▸ To be done: How many lines of the material below contain the string "Netherlands"? Answer with the number and nothing else.

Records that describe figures

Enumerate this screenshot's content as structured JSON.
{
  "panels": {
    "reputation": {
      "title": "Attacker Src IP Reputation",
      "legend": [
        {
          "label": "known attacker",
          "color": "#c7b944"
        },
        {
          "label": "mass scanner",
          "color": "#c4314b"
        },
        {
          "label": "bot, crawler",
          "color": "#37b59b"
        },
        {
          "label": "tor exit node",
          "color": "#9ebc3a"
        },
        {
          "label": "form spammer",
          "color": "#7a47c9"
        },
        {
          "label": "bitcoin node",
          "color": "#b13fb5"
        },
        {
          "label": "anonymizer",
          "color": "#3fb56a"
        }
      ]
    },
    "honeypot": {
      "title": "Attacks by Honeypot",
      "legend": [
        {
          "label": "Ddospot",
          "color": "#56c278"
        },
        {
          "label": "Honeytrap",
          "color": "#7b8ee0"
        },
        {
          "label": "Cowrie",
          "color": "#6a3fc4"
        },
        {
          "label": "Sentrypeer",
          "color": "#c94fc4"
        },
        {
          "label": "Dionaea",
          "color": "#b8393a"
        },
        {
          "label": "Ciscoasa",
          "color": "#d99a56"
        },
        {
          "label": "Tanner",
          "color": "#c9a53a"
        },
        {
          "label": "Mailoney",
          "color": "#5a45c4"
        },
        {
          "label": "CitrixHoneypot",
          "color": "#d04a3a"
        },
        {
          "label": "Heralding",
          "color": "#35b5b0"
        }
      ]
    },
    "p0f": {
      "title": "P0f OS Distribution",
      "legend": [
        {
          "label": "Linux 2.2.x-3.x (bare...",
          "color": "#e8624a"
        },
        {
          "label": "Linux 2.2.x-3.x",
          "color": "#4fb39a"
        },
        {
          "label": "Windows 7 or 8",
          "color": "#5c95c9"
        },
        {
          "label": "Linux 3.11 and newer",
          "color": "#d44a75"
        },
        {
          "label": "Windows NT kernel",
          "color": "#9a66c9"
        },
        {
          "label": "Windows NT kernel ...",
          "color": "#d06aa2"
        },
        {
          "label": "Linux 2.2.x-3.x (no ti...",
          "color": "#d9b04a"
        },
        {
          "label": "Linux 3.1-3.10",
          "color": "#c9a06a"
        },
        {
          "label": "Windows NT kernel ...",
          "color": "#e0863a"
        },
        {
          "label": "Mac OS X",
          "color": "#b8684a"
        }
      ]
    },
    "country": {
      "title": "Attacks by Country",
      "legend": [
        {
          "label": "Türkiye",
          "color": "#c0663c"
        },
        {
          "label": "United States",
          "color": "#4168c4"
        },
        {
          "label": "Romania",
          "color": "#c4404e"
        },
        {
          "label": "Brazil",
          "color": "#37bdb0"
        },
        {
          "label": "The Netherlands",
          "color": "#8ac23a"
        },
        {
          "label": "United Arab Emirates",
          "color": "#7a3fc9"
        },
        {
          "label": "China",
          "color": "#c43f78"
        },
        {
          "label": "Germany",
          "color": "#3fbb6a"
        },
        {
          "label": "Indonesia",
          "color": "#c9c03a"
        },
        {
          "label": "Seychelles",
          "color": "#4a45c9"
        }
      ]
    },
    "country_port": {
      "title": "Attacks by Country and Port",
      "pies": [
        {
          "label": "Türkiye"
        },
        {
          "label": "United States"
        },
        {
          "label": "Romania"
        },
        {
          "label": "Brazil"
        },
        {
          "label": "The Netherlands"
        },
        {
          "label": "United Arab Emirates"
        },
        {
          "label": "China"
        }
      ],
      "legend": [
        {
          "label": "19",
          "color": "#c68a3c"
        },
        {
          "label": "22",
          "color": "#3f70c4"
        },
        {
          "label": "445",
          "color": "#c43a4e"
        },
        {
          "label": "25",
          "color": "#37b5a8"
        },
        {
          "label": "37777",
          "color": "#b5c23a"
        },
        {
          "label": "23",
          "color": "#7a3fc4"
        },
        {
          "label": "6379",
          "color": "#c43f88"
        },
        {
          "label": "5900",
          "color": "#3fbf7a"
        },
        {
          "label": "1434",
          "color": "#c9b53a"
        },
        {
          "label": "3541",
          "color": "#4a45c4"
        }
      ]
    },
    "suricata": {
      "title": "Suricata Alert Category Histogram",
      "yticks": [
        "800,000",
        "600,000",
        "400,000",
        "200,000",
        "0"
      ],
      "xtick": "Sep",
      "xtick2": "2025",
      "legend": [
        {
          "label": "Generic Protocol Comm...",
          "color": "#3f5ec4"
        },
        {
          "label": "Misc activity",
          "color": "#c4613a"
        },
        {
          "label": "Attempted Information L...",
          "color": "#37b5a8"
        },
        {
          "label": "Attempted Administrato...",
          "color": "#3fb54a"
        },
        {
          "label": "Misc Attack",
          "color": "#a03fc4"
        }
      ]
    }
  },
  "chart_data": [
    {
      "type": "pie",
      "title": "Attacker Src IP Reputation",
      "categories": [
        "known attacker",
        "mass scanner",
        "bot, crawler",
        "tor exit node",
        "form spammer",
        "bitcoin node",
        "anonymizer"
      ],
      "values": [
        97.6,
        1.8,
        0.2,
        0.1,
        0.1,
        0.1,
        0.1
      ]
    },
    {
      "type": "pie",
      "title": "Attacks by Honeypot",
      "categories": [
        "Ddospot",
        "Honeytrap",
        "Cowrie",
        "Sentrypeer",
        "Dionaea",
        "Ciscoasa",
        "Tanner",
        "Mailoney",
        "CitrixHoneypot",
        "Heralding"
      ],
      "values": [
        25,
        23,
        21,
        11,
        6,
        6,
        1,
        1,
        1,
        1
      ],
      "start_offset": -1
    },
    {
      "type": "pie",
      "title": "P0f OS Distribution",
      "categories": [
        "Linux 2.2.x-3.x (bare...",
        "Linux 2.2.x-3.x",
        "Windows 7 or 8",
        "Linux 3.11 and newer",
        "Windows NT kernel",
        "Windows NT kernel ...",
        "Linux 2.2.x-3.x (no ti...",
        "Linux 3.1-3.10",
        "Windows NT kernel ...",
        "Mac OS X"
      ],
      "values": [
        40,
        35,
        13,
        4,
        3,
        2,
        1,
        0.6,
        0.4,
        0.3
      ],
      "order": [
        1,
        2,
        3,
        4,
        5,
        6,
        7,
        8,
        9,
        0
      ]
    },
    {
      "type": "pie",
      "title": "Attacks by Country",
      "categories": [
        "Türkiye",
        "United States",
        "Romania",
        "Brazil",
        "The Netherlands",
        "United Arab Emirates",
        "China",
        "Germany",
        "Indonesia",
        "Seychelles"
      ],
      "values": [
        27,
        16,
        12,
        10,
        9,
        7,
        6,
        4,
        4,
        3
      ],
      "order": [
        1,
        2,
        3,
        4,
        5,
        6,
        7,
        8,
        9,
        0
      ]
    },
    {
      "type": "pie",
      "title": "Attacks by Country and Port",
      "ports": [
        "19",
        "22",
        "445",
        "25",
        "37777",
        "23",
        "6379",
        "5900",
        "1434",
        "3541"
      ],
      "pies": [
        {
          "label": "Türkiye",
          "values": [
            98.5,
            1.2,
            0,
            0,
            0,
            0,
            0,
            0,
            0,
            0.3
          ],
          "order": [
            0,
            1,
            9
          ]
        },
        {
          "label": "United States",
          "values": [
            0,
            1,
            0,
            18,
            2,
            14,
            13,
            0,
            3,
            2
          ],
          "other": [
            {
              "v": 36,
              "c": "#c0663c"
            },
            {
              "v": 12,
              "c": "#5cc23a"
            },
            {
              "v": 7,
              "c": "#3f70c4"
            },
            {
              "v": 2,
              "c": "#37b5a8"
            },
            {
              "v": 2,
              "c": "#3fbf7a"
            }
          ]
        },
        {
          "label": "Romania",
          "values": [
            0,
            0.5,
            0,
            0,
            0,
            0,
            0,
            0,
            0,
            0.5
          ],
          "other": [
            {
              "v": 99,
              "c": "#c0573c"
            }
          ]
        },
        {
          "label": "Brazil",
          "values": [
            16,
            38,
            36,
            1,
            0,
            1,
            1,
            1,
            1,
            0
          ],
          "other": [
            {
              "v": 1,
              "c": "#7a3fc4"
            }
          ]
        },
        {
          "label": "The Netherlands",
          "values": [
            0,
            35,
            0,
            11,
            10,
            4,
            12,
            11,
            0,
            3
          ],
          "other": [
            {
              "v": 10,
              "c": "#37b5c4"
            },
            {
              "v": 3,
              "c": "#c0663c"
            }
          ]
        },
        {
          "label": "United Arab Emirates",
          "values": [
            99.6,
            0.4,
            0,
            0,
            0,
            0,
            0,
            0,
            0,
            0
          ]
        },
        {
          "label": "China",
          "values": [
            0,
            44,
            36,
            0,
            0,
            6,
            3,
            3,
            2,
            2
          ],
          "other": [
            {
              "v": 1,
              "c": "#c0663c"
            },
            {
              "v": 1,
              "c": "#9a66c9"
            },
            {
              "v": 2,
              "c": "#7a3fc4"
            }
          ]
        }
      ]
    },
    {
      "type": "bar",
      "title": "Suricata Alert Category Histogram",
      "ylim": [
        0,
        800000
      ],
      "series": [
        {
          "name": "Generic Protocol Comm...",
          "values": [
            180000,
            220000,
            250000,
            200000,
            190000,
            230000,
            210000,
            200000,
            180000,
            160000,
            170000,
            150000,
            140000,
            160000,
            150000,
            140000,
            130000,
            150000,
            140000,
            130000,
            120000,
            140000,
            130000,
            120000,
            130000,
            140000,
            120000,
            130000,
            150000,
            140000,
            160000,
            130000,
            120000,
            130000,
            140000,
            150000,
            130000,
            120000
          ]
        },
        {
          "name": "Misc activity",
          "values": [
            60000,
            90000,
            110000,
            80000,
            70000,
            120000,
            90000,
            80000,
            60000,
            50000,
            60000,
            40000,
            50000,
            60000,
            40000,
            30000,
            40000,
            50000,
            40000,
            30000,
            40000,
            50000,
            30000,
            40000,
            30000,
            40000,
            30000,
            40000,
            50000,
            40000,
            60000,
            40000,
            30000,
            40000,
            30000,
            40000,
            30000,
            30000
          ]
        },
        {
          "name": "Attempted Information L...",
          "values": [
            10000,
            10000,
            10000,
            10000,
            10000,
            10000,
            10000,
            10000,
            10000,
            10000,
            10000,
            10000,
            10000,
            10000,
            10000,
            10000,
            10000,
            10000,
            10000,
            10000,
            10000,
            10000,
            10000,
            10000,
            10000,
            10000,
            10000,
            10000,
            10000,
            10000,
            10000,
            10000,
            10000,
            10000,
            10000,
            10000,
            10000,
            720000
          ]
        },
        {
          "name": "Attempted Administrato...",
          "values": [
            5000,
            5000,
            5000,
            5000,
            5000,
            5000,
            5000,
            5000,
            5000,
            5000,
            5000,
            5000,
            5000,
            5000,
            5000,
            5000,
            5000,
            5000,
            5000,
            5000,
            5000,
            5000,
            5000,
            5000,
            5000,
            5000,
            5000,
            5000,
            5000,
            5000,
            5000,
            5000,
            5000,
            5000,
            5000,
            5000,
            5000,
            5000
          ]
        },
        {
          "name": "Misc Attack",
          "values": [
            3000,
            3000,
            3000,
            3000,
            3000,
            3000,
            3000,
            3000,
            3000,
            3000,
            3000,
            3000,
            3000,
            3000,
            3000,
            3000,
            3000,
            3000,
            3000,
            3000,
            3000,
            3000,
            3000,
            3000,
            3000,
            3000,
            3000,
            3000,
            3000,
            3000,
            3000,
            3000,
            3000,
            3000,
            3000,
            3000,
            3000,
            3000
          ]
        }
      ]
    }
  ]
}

▸ Response to this exercise: 4